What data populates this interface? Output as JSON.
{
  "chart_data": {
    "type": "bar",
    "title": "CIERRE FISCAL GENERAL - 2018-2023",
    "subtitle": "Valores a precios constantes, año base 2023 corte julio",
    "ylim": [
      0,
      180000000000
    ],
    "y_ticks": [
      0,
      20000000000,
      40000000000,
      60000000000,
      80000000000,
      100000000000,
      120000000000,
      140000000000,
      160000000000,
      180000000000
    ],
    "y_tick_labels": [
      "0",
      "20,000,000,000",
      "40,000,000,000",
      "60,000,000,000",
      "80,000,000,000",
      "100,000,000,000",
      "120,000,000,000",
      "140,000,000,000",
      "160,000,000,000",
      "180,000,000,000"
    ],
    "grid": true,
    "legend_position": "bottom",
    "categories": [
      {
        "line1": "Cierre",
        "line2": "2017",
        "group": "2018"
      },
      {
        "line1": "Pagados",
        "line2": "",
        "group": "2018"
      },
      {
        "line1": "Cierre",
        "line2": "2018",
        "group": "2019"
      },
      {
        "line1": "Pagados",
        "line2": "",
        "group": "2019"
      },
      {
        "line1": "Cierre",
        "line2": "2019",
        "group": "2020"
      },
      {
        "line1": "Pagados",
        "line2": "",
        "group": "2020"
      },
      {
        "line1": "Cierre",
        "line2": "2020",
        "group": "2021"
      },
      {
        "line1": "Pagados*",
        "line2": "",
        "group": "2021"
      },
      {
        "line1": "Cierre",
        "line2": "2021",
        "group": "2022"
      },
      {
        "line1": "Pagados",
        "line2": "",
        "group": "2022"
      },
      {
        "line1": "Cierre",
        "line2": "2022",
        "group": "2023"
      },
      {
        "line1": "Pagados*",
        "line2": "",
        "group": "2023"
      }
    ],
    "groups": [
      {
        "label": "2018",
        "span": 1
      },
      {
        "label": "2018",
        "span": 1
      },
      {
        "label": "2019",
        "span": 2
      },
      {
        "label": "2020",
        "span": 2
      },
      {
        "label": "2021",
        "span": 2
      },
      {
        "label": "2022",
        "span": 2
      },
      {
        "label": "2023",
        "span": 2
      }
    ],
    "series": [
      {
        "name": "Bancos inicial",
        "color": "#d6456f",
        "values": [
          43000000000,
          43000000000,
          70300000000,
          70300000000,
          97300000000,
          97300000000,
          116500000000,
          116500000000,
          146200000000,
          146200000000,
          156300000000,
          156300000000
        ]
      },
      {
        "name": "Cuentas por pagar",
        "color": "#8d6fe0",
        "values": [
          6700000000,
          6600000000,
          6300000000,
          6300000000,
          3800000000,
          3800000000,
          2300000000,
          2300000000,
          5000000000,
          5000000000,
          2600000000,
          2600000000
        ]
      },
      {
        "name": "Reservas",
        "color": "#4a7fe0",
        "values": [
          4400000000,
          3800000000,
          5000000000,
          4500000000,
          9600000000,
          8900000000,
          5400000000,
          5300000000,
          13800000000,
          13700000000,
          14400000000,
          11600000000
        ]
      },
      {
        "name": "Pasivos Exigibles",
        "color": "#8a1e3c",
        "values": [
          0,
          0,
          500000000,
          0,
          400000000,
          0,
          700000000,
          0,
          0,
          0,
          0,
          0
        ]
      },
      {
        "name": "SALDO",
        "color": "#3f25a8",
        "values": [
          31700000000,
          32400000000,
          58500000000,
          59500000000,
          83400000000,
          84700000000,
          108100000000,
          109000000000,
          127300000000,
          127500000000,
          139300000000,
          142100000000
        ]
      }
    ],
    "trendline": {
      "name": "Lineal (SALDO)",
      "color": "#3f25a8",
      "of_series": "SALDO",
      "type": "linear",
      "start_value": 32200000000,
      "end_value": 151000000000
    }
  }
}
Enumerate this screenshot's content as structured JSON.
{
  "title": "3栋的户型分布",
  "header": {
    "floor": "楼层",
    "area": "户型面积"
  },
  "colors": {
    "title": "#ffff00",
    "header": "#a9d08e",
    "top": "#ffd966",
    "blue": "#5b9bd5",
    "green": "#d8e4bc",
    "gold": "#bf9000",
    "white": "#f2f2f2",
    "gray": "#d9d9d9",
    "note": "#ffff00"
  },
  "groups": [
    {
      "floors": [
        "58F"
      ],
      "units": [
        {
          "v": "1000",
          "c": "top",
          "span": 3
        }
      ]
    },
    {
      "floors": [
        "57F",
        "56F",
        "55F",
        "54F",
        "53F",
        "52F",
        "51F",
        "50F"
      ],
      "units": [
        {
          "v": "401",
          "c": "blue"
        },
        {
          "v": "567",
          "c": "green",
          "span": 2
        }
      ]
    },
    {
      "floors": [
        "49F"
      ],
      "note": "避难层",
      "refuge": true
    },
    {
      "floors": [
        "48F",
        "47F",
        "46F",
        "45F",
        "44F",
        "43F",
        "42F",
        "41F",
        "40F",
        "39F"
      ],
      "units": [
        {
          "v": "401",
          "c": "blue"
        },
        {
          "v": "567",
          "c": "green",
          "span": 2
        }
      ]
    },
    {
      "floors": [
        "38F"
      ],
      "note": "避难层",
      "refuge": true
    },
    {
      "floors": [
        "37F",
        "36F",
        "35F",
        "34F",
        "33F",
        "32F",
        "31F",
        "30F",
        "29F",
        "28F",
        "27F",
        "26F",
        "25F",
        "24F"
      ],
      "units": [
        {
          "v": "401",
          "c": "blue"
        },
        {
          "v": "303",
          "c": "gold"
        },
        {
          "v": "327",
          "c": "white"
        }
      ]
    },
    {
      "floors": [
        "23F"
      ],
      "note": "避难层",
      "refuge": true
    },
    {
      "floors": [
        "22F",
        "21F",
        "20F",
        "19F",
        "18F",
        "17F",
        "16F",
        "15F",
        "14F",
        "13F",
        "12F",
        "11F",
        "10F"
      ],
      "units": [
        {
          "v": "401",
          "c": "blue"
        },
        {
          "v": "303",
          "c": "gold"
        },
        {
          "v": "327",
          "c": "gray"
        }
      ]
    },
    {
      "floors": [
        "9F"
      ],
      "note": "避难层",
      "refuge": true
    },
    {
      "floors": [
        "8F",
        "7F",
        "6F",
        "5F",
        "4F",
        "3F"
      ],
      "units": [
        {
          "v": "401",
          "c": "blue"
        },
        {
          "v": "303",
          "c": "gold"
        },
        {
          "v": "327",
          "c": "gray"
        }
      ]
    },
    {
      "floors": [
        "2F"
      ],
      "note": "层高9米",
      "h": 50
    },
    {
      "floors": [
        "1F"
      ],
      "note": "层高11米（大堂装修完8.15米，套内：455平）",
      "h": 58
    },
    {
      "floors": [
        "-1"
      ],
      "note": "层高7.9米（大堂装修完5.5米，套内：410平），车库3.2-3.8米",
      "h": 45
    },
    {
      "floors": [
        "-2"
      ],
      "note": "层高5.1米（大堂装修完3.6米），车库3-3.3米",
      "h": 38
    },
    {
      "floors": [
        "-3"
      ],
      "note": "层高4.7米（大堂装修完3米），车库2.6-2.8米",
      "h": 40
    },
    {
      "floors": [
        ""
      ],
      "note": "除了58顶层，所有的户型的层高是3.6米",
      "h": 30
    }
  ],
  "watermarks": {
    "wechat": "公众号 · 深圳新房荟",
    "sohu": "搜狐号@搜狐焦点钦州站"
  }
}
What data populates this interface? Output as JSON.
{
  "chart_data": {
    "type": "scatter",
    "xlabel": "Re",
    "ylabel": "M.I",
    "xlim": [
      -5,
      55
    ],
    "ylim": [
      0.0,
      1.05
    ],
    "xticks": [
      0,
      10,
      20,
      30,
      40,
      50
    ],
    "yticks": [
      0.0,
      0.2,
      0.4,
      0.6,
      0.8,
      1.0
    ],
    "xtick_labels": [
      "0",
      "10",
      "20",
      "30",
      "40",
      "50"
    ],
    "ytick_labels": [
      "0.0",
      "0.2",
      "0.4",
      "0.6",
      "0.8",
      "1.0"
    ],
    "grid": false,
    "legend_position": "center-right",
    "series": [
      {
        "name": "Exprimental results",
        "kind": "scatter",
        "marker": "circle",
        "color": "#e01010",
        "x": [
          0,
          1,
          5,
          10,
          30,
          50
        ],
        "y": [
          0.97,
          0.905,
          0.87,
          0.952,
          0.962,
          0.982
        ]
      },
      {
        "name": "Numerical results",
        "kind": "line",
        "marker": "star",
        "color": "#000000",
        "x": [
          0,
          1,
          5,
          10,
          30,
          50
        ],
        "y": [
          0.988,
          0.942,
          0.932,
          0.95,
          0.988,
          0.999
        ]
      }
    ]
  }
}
--------------------------------
AIM:
Of the lines above, copy each that contains "SALDO".

TASK RESULT:
        "name": "SALDO",
      "name": "Lineal (SALDO)",
      "of_series": "SALDO",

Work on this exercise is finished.